■ Data for this task:

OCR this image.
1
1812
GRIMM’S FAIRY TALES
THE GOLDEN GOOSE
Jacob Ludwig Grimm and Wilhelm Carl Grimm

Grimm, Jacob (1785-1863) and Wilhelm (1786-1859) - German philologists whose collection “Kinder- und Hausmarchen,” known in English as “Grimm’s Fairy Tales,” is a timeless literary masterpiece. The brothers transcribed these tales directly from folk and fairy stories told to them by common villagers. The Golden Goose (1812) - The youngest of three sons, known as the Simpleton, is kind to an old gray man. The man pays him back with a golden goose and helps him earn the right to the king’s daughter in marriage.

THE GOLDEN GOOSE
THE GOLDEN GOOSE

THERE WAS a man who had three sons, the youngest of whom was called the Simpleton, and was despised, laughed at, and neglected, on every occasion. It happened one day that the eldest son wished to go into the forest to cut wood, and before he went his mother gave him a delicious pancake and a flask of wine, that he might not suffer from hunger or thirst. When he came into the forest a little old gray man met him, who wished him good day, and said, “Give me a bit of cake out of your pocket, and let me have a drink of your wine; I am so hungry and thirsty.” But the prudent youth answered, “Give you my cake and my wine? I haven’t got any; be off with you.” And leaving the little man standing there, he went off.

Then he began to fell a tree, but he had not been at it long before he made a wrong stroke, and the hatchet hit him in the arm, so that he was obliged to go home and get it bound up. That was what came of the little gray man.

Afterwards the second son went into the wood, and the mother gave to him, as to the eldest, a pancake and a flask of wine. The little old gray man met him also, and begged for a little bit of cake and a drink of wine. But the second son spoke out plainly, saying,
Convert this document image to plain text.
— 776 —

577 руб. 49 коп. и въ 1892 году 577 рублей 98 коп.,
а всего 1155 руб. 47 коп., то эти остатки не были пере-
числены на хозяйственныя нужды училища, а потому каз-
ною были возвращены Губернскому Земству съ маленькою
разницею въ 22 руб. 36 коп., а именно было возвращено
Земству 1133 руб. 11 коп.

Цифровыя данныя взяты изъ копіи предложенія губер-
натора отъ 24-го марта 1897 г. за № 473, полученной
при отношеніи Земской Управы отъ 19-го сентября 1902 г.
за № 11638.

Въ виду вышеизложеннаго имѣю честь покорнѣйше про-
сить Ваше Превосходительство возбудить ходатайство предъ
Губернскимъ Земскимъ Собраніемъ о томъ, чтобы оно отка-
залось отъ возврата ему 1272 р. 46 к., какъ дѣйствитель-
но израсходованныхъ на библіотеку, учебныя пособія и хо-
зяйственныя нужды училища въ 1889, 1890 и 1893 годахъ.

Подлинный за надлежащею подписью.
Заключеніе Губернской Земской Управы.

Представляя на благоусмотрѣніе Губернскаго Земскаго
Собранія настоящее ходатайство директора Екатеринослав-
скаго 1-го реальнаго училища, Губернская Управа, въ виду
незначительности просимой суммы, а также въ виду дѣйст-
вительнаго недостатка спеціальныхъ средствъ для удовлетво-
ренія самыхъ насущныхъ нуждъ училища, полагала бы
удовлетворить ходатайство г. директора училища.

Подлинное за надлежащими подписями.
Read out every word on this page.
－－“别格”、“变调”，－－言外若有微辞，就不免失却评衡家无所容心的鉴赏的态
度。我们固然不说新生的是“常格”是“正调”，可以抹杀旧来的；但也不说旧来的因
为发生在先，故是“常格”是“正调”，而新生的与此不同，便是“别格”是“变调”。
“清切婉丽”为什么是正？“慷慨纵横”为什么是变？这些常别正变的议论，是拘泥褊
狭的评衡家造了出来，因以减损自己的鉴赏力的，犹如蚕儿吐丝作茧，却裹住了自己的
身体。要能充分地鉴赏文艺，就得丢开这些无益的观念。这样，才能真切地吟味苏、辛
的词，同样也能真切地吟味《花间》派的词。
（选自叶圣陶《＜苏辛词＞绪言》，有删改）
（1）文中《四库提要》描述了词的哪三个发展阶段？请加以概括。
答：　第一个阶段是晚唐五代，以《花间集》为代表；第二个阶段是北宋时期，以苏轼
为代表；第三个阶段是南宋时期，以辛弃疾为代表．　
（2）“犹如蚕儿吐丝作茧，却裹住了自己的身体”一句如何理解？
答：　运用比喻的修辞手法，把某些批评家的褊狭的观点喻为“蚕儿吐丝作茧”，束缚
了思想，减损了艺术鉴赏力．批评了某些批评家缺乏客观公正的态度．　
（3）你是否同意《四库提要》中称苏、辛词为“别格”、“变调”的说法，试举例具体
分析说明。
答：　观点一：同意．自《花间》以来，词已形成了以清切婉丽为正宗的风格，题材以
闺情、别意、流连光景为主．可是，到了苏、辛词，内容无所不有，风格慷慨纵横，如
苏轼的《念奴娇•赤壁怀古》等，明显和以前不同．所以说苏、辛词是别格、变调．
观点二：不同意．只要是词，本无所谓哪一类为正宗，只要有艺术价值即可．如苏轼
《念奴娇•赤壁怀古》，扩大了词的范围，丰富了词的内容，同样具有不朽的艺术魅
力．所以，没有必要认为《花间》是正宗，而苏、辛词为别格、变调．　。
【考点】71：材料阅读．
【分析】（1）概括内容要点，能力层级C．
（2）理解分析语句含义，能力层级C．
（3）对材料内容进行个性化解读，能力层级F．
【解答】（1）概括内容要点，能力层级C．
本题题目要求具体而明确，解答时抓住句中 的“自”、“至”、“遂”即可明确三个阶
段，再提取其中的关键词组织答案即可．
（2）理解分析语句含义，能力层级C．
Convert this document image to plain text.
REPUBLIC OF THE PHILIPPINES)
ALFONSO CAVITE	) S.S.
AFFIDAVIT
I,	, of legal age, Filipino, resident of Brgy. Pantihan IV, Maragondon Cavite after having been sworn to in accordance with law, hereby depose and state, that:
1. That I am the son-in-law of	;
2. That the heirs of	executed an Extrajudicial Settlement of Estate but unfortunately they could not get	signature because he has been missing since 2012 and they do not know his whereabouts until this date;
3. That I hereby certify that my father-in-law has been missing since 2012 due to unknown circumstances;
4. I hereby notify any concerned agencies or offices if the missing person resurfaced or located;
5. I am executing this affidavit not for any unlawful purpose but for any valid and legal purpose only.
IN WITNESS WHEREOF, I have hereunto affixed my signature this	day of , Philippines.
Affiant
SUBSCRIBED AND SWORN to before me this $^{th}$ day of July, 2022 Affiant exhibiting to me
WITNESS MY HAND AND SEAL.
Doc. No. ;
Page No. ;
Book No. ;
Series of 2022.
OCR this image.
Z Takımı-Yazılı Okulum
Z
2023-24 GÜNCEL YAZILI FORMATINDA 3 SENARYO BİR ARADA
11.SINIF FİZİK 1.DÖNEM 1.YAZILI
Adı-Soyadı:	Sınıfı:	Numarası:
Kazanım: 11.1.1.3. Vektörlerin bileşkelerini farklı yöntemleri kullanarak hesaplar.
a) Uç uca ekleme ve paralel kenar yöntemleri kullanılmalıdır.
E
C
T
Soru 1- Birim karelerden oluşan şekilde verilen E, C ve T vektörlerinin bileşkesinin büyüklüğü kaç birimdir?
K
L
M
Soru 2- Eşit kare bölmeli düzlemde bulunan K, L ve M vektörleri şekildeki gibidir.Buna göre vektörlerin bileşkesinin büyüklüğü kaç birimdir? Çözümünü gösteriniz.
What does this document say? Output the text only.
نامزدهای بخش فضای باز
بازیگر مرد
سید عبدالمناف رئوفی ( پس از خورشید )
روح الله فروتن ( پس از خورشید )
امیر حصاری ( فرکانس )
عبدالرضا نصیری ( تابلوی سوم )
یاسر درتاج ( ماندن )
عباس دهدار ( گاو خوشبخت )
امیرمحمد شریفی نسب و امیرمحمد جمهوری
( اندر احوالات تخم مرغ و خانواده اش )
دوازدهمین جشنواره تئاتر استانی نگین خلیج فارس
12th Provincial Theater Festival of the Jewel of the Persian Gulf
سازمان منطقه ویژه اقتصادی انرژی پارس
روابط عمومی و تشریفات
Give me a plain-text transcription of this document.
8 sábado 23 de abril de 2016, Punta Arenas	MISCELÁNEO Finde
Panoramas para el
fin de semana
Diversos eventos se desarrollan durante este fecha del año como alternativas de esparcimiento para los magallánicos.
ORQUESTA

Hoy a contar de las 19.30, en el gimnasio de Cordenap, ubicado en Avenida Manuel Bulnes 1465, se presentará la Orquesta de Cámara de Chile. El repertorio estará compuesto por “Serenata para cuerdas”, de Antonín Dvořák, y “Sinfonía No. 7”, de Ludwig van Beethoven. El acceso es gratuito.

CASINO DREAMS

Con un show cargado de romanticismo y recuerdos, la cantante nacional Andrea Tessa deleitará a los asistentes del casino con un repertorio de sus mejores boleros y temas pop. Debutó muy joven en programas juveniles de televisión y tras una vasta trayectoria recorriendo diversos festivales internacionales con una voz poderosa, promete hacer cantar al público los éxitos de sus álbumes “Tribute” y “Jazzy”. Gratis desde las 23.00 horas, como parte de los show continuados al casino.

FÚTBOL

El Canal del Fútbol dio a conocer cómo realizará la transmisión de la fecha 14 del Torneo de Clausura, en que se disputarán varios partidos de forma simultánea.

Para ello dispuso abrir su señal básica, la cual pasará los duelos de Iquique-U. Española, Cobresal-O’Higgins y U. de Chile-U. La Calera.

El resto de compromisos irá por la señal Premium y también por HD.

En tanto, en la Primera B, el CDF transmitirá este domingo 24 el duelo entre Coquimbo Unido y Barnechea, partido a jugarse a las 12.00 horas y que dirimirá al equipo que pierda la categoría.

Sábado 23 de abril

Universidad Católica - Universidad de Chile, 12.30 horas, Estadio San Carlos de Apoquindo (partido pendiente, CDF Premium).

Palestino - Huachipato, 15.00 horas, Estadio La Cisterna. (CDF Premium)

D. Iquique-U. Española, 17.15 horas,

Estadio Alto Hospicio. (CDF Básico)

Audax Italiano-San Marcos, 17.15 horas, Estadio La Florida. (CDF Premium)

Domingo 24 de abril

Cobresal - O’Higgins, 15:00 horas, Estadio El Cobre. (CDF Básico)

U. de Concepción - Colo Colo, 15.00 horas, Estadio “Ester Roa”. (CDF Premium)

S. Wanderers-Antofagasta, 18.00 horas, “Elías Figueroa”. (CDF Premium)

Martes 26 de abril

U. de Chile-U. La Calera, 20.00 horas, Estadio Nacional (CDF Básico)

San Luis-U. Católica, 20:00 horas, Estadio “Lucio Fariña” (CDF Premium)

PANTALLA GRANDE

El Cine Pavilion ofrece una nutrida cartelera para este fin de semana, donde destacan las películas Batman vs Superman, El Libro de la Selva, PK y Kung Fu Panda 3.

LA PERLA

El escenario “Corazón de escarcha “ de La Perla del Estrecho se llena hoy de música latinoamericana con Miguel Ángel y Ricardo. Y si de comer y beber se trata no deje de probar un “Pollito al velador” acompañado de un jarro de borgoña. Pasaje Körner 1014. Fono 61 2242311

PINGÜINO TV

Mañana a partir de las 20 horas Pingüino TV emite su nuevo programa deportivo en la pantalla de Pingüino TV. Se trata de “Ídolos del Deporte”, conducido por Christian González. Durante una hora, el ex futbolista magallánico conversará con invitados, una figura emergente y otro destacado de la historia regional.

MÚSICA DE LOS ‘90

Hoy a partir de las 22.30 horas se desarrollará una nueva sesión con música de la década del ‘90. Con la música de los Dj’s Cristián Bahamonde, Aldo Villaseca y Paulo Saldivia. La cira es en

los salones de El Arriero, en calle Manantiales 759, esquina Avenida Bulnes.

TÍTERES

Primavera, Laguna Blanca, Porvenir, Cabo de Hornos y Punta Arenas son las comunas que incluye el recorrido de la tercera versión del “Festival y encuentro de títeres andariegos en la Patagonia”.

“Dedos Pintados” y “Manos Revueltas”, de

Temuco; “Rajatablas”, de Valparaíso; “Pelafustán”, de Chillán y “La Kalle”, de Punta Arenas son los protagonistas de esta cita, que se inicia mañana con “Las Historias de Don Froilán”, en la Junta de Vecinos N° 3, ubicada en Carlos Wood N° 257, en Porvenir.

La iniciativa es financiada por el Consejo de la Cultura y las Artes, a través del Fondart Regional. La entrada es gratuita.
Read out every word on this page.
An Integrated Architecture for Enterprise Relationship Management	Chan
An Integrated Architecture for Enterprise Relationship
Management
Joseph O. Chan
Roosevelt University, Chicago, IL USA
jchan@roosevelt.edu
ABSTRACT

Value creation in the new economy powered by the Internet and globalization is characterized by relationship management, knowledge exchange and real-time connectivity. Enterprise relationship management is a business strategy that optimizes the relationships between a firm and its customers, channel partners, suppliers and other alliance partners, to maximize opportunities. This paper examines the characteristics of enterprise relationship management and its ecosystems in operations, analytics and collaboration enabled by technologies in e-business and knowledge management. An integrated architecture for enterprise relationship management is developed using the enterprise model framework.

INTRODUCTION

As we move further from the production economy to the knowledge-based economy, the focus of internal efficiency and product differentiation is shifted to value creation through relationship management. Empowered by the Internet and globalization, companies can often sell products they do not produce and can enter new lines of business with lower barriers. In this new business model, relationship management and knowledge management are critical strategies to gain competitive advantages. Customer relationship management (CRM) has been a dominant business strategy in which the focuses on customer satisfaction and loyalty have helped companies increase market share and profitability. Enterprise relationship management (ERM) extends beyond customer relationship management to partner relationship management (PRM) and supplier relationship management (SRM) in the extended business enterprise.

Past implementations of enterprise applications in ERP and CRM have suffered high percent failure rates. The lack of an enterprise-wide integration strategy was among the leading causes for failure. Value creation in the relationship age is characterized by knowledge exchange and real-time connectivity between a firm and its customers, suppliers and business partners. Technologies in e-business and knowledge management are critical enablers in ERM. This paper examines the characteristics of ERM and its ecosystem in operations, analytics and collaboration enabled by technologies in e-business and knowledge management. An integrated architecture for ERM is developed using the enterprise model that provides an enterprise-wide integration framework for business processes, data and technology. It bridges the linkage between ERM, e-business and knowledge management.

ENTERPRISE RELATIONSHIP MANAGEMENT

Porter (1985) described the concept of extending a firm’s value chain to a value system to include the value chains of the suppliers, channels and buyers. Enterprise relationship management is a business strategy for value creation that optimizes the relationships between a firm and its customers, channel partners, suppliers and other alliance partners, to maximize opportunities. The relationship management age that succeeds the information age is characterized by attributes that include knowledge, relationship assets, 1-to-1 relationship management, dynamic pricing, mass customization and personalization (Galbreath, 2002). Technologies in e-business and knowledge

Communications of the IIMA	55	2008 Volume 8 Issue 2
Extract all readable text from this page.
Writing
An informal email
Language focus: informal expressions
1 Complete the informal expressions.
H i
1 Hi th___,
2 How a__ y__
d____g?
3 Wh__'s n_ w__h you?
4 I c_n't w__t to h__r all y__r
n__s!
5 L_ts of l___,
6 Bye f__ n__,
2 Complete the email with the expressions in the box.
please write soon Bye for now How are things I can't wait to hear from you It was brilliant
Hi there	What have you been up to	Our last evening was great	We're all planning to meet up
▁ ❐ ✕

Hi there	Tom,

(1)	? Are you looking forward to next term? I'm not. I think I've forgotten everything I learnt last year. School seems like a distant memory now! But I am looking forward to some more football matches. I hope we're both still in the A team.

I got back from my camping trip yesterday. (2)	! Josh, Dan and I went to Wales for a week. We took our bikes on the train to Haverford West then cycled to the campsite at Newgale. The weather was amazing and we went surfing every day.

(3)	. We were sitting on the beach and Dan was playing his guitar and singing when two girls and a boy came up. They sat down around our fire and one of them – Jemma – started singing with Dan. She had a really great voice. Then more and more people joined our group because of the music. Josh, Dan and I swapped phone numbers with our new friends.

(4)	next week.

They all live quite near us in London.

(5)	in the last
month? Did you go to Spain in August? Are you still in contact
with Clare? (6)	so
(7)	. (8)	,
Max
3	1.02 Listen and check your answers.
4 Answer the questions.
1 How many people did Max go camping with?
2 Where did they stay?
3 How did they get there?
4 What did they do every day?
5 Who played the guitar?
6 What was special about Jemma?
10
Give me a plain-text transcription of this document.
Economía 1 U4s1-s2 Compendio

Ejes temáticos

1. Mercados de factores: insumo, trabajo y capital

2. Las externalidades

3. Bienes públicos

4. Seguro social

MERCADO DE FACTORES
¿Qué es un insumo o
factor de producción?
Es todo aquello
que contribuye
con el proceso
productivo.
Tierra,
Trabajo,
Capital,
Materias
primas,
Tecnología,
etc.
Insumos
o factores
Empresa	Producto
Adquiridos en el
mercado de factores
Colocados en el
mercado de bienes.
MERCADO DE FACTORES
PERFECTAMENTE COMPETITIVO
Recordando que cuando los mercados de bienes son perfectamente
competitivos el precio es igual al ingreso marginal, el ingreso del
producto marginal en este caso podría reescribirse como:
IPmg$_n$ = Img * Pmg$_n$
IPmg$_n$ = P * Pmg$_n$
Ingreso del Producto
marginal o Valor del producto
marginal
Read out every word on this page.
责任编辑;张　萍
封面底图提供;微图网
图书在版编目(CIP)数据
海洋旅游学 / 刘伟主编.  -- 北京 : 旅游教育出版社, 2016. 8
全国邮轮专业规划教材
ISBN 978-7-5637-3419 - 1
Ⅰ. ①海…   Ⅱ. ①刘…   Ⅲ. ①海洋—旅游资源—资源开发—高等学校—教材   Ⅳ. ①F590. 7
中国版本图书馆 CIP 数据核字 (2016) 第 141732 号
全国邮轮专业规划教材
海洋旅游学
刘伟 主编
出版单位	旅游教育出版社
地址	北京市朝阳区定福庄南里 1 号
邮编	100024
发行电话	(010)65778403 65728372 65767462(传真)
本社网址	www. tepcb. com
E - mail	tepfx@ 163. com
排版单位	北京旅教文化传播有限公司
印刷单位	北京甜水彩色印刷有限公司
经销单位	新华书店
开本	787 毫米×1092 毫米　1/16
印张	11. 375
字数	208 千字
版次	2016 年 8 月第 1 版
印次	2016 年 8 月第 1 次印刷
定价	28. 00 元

■ Requirements: Look through the data and gather every line with the string "semana" in it.

■ Written reply:
fin de semana
El Cine Pavilion ofrece una nutrida cartelera para este fin de semana, donde destacan las películas Batman vs Superman, El Libro de la Selva, PK y Kung Fu Panda 3.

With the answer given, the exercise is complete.